### 出題内容 1
本文について、次の問いに答えてください。
(a) 最初のコメントでは、このお話と同じタイトルの歌があるのはどのアーティストだと書かれていますか。
(b) 「上総くんの思い出ノート」に触れたコメントでは、片思い相手には誰がいると書かれていますか。
(c) 返信の中で、書き手が好きだと述べているのは誰の声ですか。
### 出題内容 2
お話へのコメントと返信からなる本文を、最後の文の後から書き進めてください。

*** 本文 ***

スピッツの歌で、このお話と同じタイトルのものがありましたよね♪
読んでいるとき、頭の片隅で歌が流れます♪

続き、楽しみにしてます!

 

上総くんの思い出ノート、埋まり始めましたね。

昔の面影、あんまり残ってないのかなあ?
それに片思い相手には彼女が!!

最初からハードル高ッ。
それでなくても上総自身の条件キツイのに。

でも、そばに居て、思い出だけ欲しいなんてじっとしてる事、出来ないと思うよ?

Re: 始まりましたね♪ 

Cally様こんばんは☆

返コメが遅くなりましてゴメンネm(;ω;`m)三(m´;ω;)mゴメンネ

こちらは不定期更新になりますが始まりました。Cally様の言われた通り『SPITS』の『きみが思い出になるまでに』を聞いていて浮かんできたお話です。私は『SPITS』が大好きで癒されたい時に聞いています。昔の方が好きかな☆マサムネの声が好きなのです。

*** 保存資料 ***

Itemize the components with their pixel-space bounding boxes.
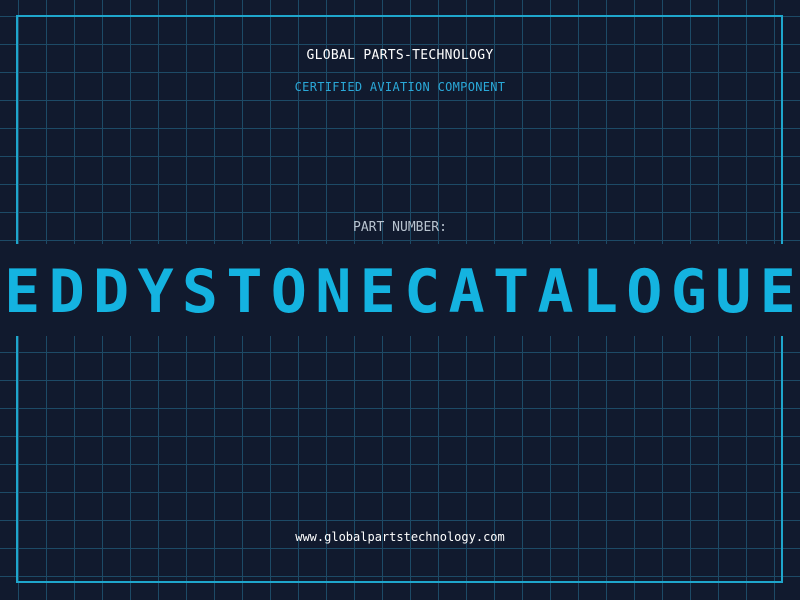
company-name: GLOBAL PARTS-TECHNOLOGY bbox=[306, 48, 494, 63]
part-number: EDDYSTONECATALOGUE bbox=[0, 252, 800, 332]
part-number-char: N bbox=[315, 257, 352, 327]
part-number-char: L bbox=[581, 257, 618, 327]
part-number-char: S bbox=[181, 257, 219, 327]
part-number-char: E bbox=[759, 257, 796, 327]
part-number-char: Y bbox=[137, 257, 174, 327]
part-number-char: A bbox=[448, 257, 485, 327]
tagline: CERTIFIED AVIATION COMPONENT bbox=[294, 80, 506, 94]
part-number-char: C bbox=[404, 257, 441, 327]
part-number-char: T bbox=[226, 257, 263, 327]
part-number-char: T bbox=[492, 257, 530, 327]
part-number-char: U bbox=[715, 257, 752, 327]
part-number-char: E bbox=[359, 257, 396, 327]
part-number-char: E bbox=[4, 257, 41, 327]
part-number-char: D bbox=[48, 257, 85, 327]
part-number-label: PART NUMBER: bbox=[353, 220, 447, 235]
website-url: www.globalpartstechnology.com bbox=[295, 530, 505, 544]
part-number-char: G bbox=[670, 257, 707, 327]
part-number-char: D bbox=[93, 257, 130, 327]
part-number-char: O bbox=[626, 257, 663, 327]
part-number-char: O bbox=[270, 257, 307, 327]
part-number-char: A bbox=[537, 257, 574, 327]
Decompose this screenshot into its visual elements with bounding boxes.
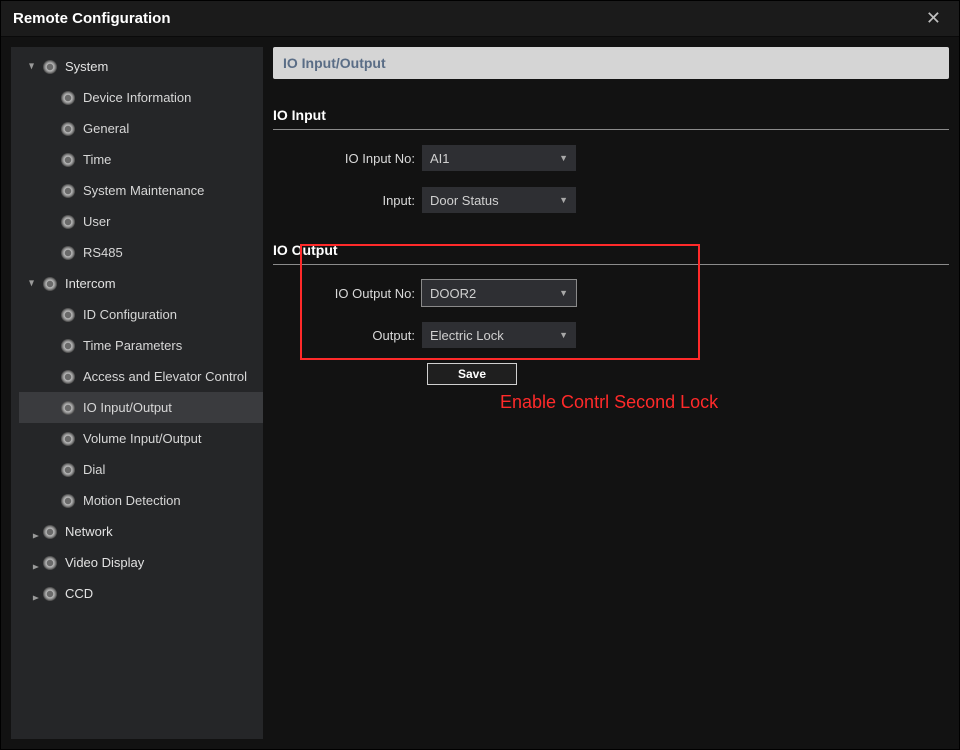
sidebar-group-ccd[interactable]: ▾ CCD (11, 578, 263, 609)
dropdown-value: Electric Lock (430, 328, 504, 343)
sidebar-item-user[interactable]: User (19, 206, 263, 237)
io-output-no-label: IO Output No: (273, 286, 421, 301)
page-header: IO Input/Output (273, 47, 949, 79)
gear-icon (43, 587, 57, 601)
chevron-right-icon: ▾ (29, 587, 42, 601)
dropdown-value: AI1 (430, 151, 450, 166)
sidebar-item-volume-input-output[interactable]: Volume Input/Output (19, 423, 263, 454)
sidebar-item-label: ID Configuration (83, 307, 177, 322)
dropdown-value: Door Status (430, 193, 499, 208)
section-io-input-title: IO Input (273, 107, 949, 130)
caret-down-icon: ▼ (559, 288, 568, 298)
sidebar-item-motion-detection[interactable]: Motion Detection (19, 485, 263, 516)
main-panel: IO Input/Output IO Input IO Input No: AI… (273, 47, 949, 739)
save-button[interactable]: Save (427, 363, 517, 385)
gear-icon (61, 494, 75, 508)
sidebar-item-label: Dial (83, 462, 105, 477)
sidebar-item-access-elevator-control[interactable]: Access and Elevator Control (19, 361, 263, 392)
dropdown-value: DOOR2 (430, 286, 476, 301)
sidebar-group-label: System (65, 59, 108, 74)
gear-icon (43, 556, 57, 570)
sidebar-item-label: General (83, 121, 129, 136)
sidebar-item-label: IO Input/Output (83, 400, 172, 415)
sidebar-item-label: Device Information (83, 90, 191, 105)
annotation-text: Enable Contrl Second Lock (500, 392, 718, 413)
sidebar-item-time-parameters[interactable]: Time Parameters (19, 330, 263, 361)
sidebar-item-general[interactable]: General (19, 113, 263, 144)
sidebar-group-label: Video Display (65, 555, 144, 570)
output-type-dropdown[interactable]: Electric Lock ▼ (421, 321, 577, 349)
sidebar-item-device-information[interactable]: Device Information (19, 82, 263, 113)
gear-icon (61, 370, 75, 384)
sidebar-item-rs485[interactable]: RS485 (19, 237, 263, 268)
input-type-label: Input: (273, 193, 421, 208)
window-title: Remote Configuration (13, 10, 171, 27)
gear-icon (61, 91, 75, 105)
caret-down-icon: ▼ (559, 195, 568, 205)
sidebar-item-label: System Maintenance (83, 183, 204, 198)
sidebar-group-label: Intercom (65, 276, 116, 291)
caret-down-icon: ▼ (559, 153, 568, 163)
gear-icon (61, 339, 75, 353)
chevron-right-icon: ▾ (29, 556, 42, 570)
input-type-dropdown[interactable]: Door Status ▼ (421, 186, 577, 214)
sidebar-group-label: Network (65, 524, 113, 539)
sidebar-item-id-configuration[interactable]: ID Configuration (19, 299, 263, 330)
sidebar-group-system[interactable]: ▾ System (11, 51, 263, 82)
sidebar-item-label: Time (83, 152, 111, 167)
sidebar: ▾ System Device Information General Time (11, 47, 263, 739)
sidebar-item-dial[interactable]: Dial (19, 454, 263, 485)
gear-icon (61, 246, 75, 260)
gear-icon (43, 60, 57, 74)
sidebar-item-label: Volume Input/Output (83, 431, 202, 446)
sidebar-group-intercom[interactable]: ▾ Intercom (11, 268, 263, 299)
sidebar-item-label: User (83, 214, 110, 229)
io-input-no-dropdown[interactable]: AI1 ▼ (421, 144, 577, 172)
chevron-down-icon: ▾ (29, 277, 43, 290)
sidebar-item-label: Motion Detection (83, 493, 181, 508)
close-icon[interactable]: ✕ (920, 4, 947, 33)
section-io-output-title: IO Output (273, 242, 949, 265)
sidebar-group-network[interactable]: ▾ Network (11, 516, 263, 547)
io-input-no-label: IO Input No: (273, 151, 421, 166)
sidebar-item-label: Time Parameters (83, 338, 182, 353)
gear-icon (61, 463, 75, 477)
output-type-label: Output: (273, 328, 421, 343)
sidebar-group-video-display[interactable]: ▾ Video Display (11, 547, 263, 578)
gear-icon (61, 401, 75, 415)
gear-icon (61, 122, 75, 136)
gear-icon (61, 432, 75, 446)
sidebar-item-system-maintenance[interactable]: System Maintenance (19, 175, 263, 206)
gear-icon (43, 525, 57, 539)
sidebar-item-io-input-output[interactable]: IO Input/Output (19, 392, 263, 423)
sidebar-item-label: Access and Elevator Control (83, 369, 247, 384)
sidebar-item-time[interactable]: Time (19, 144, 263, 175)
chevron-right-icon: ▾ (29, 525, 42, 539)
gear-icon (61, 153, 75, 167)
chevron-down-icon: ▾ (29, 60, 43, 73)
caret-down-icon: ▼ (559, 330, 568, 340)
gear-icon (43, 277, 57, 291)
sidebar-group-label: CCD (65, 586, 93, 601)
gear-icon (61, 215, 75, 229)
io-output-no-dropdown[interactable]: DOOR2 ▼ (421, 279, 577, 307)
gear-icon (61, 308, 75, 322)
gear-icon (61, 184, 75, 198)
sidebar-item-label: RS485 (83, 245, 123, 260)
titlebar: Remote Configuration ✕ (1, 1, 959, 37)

***

### 解答 1
(a) スピッツ
(b) 彼女
(c) マサムネ

### 解答 2
これからどうなるのかほあほあ出来る作品になればなあって思っています。見守ってくだされば嬉しい゚.+:。(〃ω〃)゚.+:。 キャァ♪です☆

Cally様コメ(✿◕‿◕)ノアリヾ(◕‿◕✿)ガト(✿◕‿◕)σウ♪♡ ございました☆

Re: タイトルなし 

ますみ様こんばんは☆

カズサは今は良太の傍にいる事で満足している状態です。もともと良太の傍に入れる事も考えてなかったので傍にいれるって舞い上がっています。昔の面影は良く見るとわかるのですが、何せ背は低かったし、前髪長くして顔隠してたし、眼鏡だったし、何より消極的で影の薄い子でしたから。

玲奈は彼女だとカズサは思っていますが…。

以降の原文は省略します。